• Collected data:

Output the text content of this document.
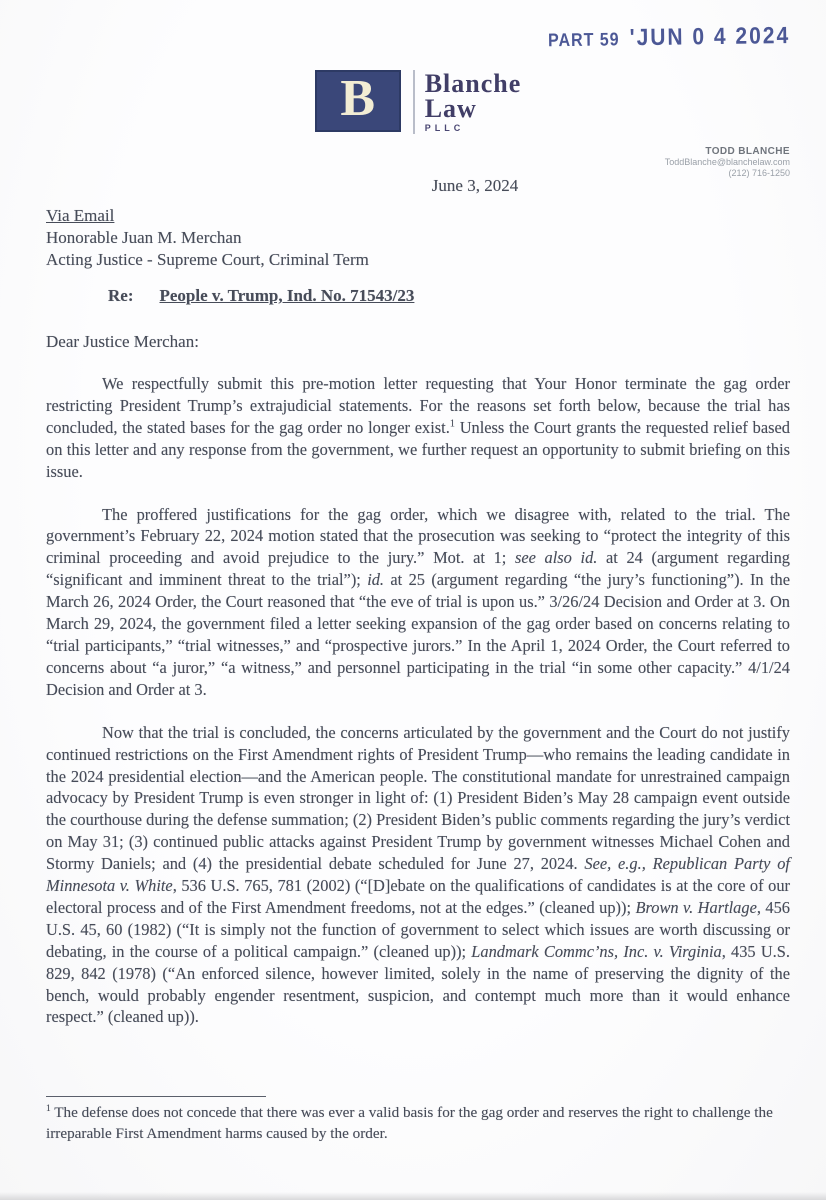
PART 59 'JUN 0 4 2024
B Blanche
Law
PLLC
TODD BLANCHE
ToddBlanche@blanchelaw.com
(212) 716-1250
June 3, 2024
Via Email
Honorable Juan M. Merchan
Acting Justice - Supreme Court, Criminal Term
Re: People v. Trump, Ind. No. 71543/23
Dear Justice Merchan:

We respectfully submit this pre-motion letter requesting that Your Honor terminate the gag order restricting President Trump’s extrajudicial statements. For the reasons set forth below, because the trial has concluded, the stated bases for the gag order no longer exist.$^1$ Unless the Court grants the requested relief based on this letter and any response from the government, we further request an opportunity to submit briefing on this issue.

The proffered justifications for the gag order, which we disagree with, related to the trial. The government’s February 22, 2024 motion stated that the prosecution was seeking to “protect the integrity of this criminal proceeding and avoid prejudice to the jury.” Mot. at 1; see also id. at 24 (argument regarding “significant and imminent threat to the trial”); id. at 25 (argument regarding “the jury’s functioning”). In the March 26, 2024 Order, the Court reasoned that “the eve of trial is upon us.” 3/26/24 Decision and Order at 3. On March 29, 2024, the government filed a letter seeking expansion of the gag order based on concerns relating to “trial participants,” “trial witnesses,” and “prospective jurors.” In the April 1, 2024 Order, the Court referred to concerns about “a juror,” “a witness,” and personnel participating in the trial “in some other capacity.” 4/1/24 Decision and Order at 3.

Now that the trial is concluded, the concerns articulated by the government and the Court do not justify continued restrictions on the First Amendment rights of President Trump—who remains the leading candidate in the 2024 presidential election—and the American people. The constitutional mandate for unrestrained campaign advocacy by President Trump is even stronger in light of: (1) President Biden’s May 28 campaign event outside the courthouse during the defense summation; (2) President Biden’s public comments regarding the jury’s verdict on May 31; (3) continued public attacks against President Trump by government witnesses Michael Cohen and Stormy Daniels; and (4) the presidential debate scheduled for June 27, 2024. See, e.g., Republican Party of Minnesota v. White, 536 U.S. 765, 781 (2002) (“[D]ebate on the qualifications of candidates is at the core of our electoral process and of the First Amendment freedoms, not at the edges.” (cleaned up)); Brown v. Hartlage, 456 U.S. 45, 60 (1982) (“It is simply not the function of government to select which issues are worth discussing or debating, in the course of a political campaign.” (cleaned up)); Landmark Commc’ns, Inc. v. Virginia, 435 U.S. 829, 842 (1978) (“An enforced silence, however limited, solely in the name of preserving the dignity of the bench, would probably engender resentment, suspicion, and contempt much more than it would enhance respect.” (cleaned up)).

$^1$ The defense does not concede that there was ever a valid basis for the gag order and reserves the right to challenge the irreparable First Amendment harms caused by the order.
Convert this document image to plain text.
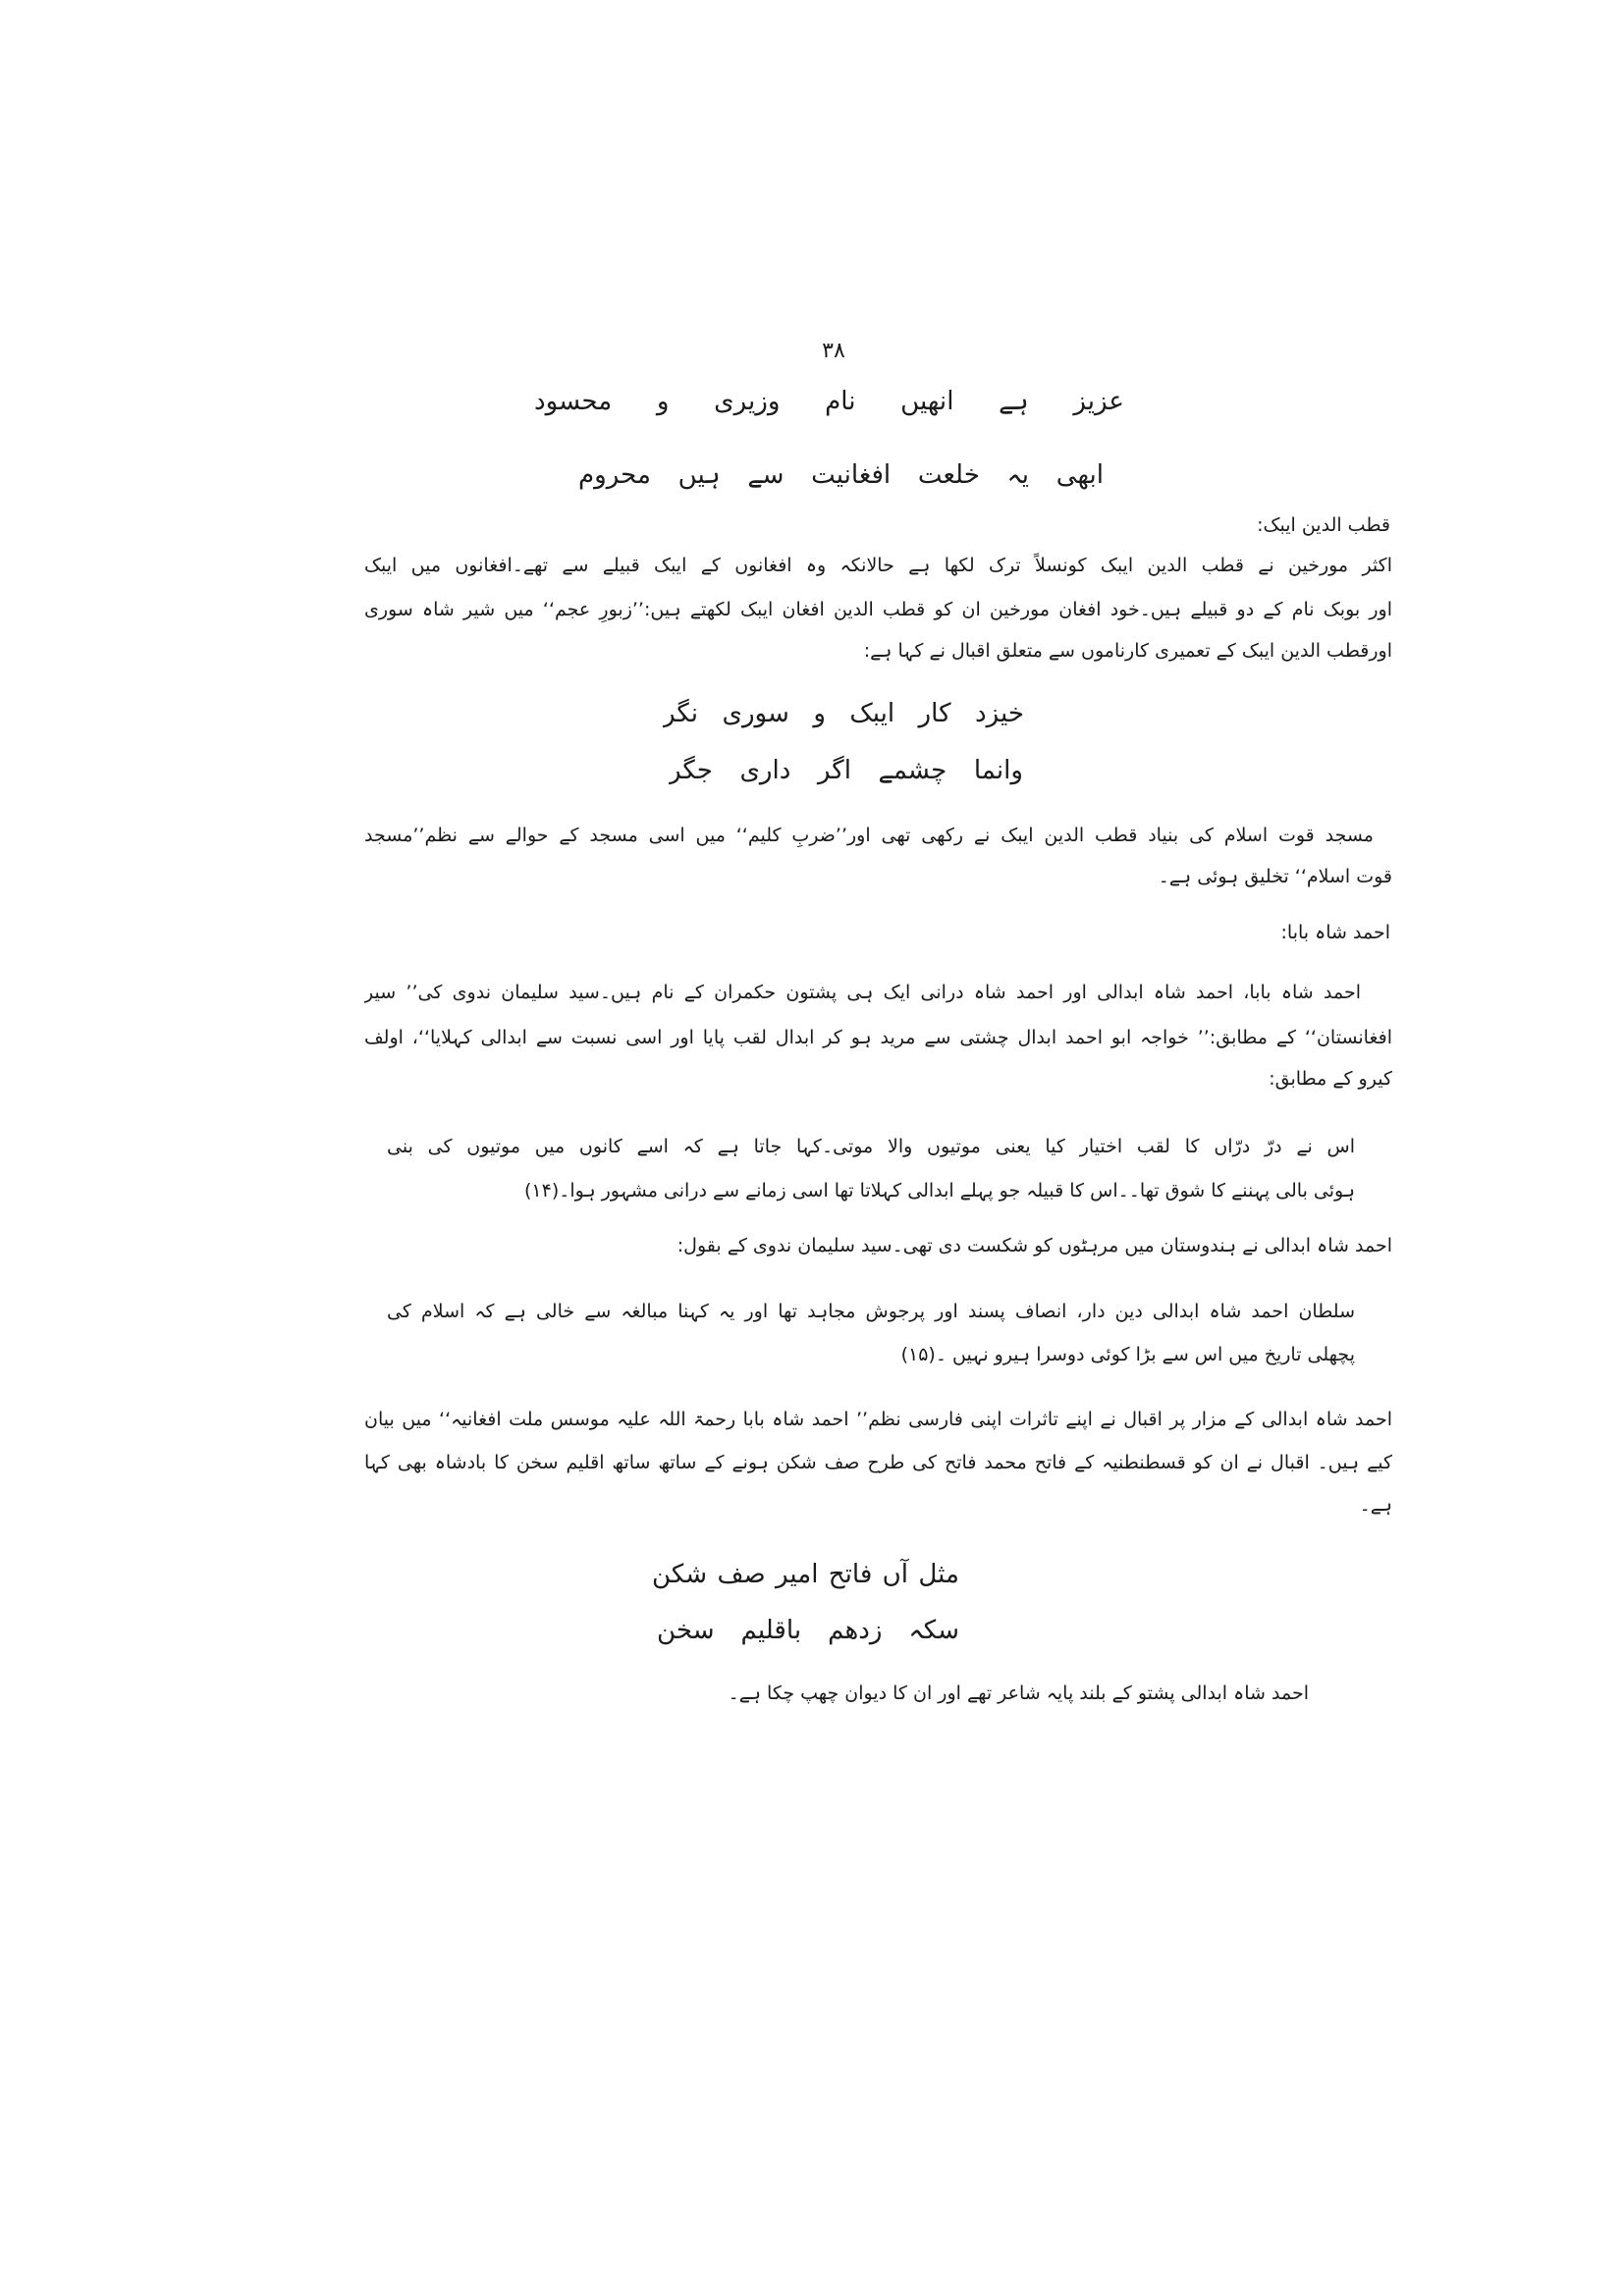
۳۸
عزیز ہے انھیں نام وزیری و محسود
ابھی یہ خلعت افغانیت سے ہیں محروم
قطب الدین ایبک:
اکثر مورخین نے قطب الدین ایبک کونسلاً ترک لکھا ہے حالانکہ وہ افغانوں کے ایبک قبیلے سے تھے۔افغانوں میں ایبک
اور بوبک نام کے دو قبیلے ہیں۔خود افغان مورخین ان کو قطب الدین افغان ایبک لکھتے ہیں:’’زبورِ عجم‘‘ میں شیر شاہ سوری
اورقطب الدین ایبک کے تعمیری کارناموں سے متعلق اقبال نے کہا ہے:
خیزد کار ایبک و سوری نگر
وانما چشمے اگر داری جگر
مسجد قوت اسلام کی بنیاد قطب الدین ایبک نے رکھی تھی اور’’ضربِ کلیم‘‘ میں اسی مسجد کے حوالے سے نظم’’مسجد
قوت اسلام‘‘ تخلیق ہوئی ہے۔
احمد شاہ بابا:
احمد شاہ بابا، احمد شاہ ابدالی اور احمد شاہ درانی ایک ہی پشتون حکمران کے نام ہیں۔سید سلیمان ندوی کی’’ سیر
افغانستان‘‘ کے مطابق:’’ خواجہ ابو احمد ابدال چشتی سے مرید ہو کر ابدال لقب پایا اور اسی نسبت سے ابدالی کہلایا‘‘، اولف
کیرو کے مطابق:
اس نے درّ درّاں کا لقب اختیار کیا یعنی موتیوں والا موتی۔کہا جاتا ہے کہ اسے کانوں میں موتیوں کی بنی
ہوئی بالی پہننے کا شوق تھا۔۔اس کا قبیلہ جو پہلے ابدالی کہلاتا تھا اسی زمانے سے درانی مشہور ہوا۔(۱۴)
احمد شاہ ابدالی نے ہندوستان میں مرہٹوں کو شکست دی تھی۔سید سلیمان ندوی کے بقول:
سلطان احمد شاہ ابدالی دین دار، انصاف پسند اور پرجوش مجاہد تھا اور یہ کہنا مبالغہ سے خالی ہے کہ اسلام کی
پچھلی تاریخ میں اس سے بڑا کوئی دوسرا ہیرو نہیں ۔(۱۵)
احمد شاہ ابدالی کے مزار پر اقبال نے اپنے تاثرات اپنی فارسی نظم’’ احمد شاہ بابا رحمۃ اللہ علیہ موسس ملت افغانیہ‘‘ میں بیان
کیے ہیں۔ اقبال نے ان کو قسطنطنیہ کے فاتح محمد فاتح کی طرح صف شکن ہونے کے ساتھ ساتھ اقلیم سخن کا بادشاہ بھی کہا
ہے۔
مثل آں فاتح امیر صف شکن
سکہ زدھم باقلیم سخن
احمد شاہ ابدالی پشتو کے بلند پایہ شاعر تھے اور ان کا دیوان چھپ چکا ہے۔
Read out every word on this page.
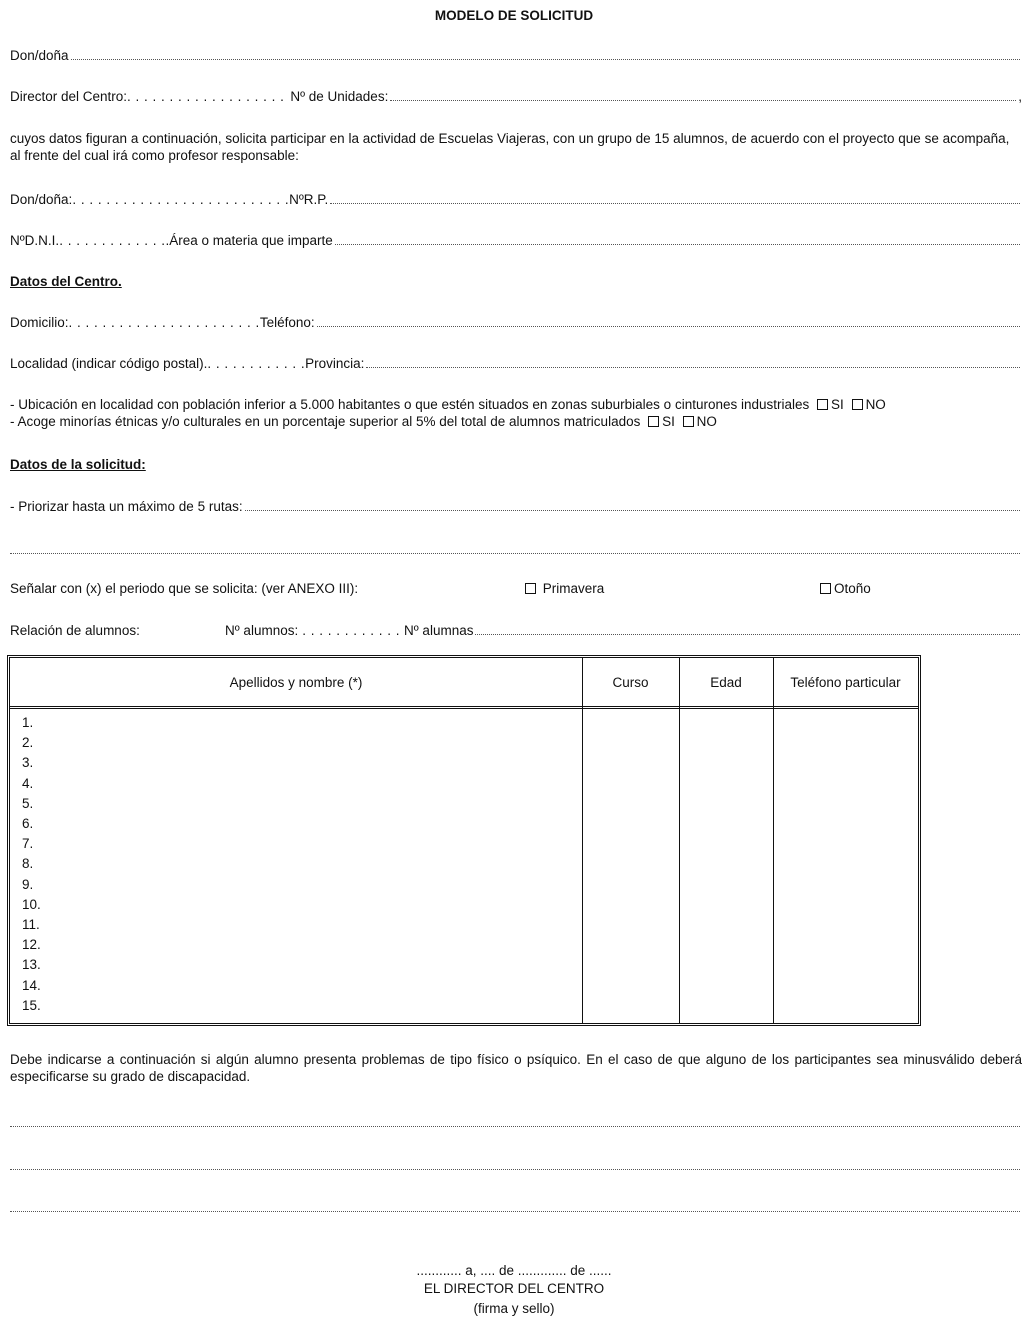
MODELO DE SOLICITUD
Don/doña
Director del Centro: . . . . . . . . . . . . . . . . . . . Nº de Unidades:	,
cuyos datos figuran a continuación, solicita participar en la actividad de Escuelas Viajeras, con un grupo de 15 alumnos, de acuerdo con el proyecto que se acompaña, al frente del cual irá como profesor responsable:
Don/doña: . . . . . . . . . . . . . . . . . . . . . . . . . . NºR.P.
NºD.N.I. . . . . . . . . . . . . . .Área o materia que imparte
Datos del Centro.
Domicilio: . . . . . . . . . . . . . . . . . . . . . . . Teléfono:
Localidad (indicar código postal). . . . . . . . . . . . . Provincia:
- Ubicación en localidad con población inferior a 5.000 habitantes o que estén situados en zonas suburbiales o cinturones industriales SI NO
- Acoge minorías étnicas y/o culturales en un porcentaje superior al 5% del total de alumnos matriculados SI NO
Datos de la solicitud:
- Priorizar hasta un máximo de 5 rutas:
Señalar con (x) el periodo que se solicita: (ver ANEXO III):	Primavera	Otoño
Relación de alumnos:	Nº alumnos: . . . . . . . . . . . . Nº alumnas
Apellidos y nombre (*)	Curso	Edad	Teléfono particular
1.
2.
3.
4.
5.
6.
7.
8.
9.
10.
11.
12.
13.
14.
15.
Debe indicarse a continuación si algún alumno presenta problemas de tipo físico o psíquico. En el caso de que alguno de los participantes sea minusválido deberá especificarse su grado de discapacidad.
............ a, .... de ............. de ......
EL DIRECTOR DEL CENTRO
(firma y sello)
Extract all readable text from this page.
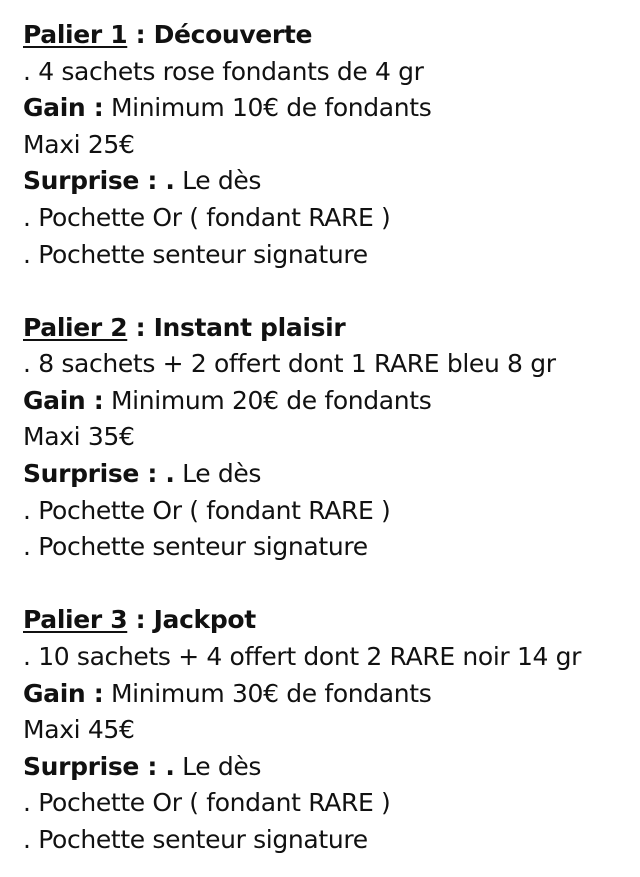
Palier 1 : Découverte
. 4 sachets rose fondants de 4 gr
Gain : Minimum 10€ de fondants
Maxi 25€
Surprise : . Le dès
. Pochette Or ( fondant RARE )
. Pochette senteur signature
Palier 2 : Instant plaisir
. 8 sachets + 2 offert dont 1 RARE bleu 8 gr
Gain : Minimum 20€ de fondants
Maxi 35€
Surprise : . Le dès
. Pochette Or ( fondant RARE )
. Pochette senteur signature
Palier 3 : Jackpot
. 10 sachets + 4 offert dont 2 RARE noir 14 gr
Gain : Minimum 30€ de fondants
Maxi 45€
Surprise : . Le dès
. Pochette Or ( fondant RARE )
. Pochette senteur signature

• EXERCISE AIM:
Gather all the lines that include the word "Palier" and copy them out.

• RESPONSE FOR THIS EXERCISE:
Palier 1 : Découverte
Palier 2 : Instant plaisir
Palier 3 : Jackpot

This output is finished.